▸ **Ziel a**
Seit wann steht der Notfallcontainer laut dem Text über den Kölner Notfallcontainer bereit?

▸ **Vorgegebener Text**
────────────────────

Prototyp Resultat des Stadtarchiv-Einsturzes
Dass die Kölner mit diesem Prototyp die Nase vorne haben, liegt daran, dass man Schlüsse aus der Erfahrung mit dem Einsturz des Stadtarchivs an der Severinstraße im März 2009 gezogen hat. Damals habe man noch improvisieren müssen, sagte Claudia Tiggemann-Klein, Sprecherin des Historischen Archivs.
Auf dem Schulhof des Kaiser-Wilhelm-Gymnasiums seien Zelte und Klapptische aufgestellt worden, an denen Mitarbeiter und Mitarbeiterinnen mithilfe von Schläuchen, Brausen und anderen Utensilien aus dem Baumarkt die geborgenen Archivalien mit Wasser gereinigt und dann verpackt hätten, bevor sie tiefgefroren wurden. Der in Gemeinschafsarbeit entwickelte Notfallcontainer, der seit Oktober 2020 bereitsteht und sowohl mobiler Arbeitsraum als auch Lagerbehälter für die nötigen Materialien ist, macht es möglich, bei einer Havarie mit der Erstversorgung von schriftlichem Kulturgut gleich vor Ort zu beginnen.
Container kann jederzeit mobil verlagert werden
Es ist ein sogenannter Abrollcontainer, der auf ein Fahrzeug der Feuerwehr geladen, zum Einsatzort gebracht und dort „abgerollt“ wird. Drinnen durchläuft das gerettete Kulturgut mehrere Stationen. Zur Dokumentation von Schäden wird es fotografiert, dann grob trocken gereingt, anschließend auf perforierten Metallblechen abgeduscht und zum Schluss in Klarsichtfolie eingeschlagen.

────────────────────

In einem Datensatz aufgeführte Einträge
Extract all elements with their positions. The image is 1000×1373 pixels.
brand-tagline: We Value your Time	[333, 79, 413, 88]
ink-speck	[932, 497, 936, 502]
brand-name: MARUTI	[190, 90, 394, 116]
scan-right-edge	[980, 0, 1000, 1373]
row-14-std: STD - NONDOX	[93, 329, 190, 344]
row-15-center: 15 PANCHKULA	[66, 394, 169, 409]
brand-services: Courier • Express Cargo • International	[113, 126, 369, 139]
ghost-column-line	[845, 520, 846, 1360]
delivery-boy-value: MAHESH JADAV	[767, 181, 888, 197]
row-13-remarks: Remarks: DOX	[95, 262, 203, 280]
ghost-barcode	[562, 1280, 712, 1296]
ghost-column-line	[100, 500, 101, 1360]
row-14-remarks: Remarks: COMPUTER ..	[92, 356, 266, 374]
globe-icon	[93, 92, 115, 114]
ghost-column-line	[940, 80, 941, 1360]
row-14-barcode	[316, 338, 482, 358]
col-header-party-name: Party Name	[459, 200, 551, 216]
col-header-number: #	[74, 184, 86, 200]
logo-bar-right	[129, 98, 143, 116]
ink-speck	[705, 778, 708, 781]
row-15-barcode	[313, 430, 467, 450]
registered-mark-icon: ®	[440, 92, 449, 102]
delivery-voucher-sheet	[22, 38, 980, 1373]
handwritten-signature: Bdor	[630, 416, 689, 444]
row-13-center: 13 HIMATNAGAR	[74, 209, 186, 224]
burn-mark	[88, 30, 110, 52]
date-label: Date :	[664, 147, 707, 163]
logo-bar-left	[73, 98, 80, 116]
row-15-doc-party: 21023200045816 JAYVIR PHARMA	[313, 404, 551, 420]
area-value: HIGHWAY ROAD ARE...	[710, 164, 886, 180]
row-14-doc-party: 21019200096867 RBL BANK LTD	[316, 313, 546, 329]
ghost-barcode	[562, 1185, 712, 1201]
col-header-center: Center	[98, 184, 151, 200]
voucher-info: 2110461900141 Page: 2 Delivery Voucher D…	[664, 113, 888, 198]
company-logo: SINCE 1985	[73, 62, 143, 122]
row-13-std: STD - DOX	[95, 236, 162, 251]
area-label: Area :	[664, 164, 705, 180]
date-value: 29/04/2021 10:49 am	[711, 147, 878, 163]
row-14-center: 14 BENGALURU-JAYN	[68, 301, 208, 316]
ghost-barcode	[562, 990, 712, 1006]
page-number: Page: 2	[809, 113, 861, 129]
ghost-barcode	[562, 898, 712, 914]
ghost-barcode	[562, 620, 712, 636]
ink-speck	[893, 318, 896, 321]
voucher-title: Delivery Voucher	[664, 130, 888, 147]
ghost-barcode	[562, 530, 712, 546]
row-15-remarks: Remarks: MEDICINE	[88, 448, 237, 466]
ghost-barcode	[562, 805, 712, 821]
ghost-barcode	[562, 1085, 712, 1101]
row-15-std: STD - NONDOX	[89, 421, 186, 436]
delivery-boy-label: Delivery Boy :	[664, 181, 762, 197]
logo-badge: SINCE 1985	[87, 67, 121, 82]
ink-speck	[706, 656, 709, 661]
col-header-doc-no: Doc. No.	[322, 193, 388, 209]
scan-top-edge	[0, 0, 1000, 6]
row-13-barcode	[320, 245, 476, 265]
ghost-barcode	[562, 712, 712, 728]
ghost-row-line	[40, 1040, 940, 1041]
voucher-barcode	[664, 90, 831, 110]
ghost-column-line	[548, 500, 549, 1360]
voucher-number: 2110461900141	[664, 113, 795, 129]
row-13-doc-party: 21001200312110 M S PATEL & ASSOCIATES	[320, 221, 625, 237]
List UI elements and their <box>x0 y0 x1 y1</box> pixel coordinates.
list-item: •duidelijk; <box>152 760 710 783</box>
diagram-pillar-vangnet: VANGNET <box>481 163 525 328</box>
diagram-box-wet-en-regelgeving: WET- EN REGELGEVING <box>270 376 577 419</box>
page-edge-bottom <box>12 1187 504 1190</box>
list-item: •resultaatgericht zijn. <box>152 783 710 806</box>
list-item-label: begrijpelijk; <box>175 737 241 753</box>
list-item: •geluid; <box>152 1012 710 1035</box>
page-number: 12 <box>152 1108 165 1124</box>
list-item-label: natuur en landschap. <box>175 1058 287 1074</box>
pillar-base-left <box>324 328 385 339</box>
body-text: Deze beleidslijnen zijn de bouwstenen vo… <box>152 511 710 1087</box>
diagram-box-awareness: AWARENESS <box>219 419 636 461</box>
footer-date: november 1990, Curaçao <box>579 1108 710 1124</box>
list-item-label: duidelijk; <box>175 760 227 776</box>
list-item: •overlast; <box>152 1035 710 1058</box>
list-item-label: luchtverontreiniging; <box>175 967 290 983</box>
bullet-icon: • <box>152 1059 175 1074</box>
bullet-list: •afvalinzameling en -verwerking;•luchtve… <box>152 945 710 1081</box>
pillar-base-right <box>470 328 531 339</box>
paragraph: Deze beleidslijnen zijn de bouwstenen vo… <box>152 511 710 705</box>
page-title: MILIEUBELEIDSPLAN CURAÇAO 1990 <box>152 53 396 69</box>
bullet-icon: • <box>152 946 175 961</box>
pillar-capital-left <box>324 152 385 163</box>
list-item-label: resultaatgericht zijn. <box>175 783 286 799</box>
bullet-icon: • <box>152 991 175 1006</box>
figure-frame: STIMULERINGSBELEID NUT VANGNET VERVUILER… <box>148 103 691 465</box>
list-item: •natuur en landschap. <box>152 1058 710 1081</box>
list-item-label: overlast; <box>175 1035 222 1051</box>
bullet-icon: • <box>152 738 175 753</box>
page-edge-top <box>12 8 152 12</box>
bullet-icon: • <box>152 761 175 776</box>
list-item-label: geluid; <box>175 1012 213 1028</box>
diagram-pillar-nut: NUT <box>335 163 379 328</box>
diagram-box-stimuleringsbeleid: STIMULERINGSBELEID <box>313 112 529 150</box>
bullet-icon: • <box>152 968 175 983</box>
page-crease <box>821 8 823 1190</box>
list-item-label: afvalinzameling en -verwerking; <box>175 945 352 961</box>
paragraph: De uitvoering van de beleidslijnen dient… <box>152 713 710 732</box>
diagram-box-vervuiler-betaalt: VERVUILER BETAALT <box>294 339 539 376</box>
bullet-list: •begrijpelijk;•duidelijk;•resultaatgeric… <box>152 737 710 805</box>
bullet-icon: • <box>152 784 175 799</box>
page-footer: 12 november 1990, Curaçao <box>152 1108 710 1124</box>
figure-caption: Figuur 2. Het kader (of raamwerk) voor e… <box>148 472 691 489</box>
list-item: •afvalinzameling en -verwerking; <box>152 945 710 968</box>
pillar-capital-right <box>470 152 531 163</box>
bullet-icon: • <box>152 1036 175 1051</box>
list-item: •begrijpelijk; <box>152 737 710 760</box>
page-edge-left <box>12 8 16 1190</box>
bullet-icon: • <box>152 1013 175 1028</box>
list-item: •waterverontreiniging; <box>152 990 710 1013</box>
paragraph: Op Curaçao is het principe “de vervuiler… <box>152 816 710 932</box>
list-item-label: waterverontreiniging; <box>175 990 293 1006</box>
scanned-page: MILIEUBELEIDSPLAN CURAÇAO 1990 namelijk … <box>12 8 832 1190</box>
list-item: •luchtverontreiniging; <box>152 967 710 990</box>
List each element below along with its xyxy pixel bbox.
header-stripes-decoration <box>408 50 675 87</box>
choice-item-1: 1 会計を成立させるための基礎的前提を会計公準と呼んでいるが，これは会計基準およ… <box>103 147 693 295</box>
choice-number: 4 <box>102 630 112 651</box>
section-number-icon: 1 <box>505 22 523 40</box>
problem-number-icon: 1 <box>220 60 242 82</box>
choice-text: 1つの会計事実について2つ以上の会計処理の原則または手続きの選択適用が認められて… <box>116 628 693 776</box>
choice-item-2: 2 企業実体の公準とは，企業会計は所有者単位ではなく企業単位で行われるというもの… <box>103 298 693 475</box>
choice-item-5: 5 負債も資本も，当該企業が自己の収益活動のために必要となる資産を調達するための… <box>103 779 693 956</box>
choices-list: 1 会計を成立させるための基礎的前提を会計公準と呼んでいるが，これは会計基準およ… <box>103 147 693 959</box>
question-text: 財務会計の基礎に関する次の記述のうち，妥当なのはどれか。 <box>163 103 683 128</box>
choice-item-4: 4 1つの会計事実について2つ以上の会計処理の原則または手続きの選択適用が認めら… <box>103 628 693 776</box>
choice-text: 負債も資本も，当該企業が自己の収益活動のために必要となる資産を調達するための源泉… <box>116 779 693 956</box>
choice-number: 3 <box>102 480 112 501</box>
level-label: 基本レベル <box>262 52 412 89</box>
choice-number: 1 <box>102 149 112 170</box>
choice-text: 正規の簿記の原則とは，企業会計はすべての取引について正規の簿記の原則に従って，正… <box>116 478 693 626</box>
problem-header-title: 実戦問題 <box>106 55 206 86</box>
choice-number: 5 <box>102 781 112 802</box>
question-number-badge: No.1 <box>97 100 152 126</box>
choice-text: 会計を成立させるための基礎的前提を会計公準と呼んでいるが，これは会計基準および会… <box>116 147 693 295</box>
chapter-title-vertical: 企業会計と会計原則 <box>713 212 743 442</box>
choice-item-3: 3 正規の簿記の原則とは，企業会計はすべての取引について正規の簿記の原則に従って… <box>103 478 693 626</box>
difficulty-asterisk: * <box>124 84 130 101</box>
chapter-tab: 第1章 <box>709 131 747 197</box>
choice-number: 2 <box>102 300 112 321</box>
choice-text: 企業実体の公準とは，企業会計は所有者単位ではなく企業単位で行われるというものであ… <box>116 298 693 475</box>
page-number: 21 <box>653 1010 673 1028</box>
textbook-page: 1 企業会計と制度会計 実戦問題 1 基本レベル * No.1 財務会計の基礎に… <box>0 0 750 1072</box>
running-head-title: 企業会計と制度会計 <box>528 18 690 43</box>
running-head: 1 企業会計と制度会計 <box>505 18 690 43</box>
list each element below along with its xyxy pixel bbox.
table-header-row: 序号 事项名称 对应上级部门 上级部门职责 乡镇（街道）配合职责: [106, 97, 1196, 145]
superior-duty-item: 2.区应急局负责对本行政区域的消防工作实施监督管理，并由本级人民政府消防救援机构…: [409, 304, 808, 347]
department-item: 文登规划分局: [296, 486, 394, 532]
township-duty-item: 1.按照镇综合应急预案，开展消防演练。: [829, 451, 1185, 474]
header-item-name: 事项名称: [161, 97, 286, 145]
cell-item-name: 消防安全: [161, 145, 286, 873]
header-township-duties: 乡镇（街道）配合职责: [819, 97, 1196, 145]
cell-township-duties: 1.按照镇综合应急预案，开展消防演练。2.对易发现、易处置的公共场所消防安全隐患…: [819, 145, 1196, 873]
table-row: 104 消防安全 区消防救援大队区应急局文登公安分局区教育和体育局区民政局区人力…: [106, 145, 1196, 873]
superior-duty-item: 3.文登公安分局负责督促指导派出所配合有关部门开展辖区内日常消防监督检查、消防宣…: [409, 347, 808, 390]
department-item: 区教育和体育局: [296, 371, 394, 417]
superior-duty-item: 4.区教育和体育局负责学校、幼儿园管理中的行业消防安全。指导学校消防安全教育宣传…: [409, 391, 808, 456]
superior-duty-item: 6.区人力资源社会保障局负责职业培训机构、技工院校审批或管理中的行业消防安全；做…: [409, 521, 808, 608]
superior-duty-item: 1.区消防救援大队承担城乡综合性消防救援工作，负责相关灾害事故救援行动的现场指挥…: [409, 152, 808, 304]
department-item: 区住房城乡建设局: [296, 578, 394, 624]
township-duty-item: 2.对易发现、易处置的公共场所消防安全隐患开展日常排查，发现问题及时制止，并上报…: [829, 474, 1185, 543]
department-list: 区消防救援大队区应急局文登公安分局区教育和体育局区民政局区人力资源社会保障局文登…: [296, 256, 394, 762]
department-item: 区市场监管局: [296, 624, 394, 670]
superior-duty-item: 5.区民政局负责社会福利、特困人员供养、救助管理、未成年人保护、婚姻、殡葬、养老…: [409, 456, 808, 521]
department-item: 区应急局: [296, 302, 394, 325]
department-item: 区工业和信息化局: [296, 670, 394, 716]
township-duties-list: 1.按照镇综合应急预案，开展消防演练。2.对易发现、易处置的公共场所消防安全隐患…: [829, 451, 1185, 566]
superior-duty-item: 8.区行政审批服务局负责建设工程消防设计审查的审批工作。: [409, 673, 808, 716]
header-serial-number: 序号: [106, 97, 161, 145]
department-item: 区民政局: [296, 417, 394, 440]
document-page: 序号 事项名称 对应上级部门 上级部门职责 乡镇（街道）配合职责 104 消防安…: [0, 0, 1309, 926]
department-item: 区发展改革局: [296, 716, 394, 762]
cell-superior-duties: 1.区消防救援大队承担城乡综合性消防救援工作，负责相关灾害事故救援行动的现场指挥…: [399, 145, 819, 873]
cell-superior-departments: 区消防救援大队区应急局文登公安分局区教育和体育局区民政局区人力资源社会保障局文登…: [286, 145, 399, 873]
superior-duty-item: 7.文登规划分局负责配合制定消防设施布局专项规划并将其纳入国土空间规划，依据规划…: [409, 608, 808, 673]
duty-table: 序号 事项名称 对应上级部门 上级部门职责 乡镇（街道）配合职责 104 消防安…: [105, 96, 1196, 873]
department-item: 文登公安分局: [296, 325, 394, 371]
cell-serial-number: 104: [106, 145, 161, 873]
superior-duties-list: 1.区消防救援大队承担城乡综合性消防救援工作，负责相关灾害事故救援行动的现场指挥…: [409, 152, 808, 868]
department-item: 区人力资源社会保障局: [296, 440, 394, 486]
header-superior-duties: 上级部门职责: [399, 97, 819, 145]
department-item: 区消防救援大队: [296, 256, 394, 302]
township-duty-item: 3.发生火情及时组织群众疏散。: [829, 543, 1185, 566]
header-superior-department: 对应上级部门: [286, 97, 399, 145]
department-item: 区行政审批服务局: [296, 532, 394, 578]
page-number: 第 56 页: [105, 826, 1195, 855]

────────────────────

▸ **Ziel b**
Überführe alles vom Anfang der Einträge bis einschließlich der Zeile mit „38, 980, 1373]“ in eine JSON-Liste von Zeichenketten, mit einer Zeichenkette pro Zeile und ohne Leerzeilen.

▸ **Musterlösung a**
Seit Oktober 2020.

▸ **Musterlösung b**
[
  "Extract all elements with their positions. The image is 1000×1373 pixels.",
  "brand-tagline: We Value your Time\t[333, 79, 413, 88]",
  "ink-speck\t[932, 497, 936, 502]",
  "brand-name: MARUTI\t[190, 90, 394, 116]",
  "scan-right-edge\t[980, 0, 1000, 1373]",
  "row-14-std: STD - NONDOX\t[93, 329, 190, 344]",
  "row-15-center: 15 PANCHKULA\t[66, 394, 169, 409]",
  "brand-services: Courier • Express Cargo • International\t[113, 126, 369, 139]",
  "ghost-column-line\t[845, 520, 846, 1360]",
  "delivery-boy-value: MAHESH JADAV\t[767, 181, 888, 197]",
  "row-13-remarks: Remarks: DOX\t[95, 262, 203, 280]",
  "ghost-barcode\t[562, 1280, 712, 1296]",
  "ghost-column-line\t[100, 500, 101, 1360]",
  "row-14-remarks: Remarks: COMPUTER ..\t[92, 356, 266, 374]",
  "globe-icon\t[93, 92, 115, 114]",
  "ghost-column-line\t[940, 80, 941, 1360]",
  "row-14-barcode\t[316, 338, 482, 358]",
  "col-header-party-name: Party Name\t[459, 200, 551, 216]",
  "col-header-number: #\t[74, 184, 86, 200]",
  "logo-bar-right\t[129, 98, 143, 116]",
  "ink-speck\t[705, 778, 708, 781]",
  "row-15-barcode\t[313, 430, 467, 450]",
  "registered-mark-icon: ®\t[440, 92, 449, 102]",
  "delivery-voucher-sheet\t[22, 38, 980, 1373]"
]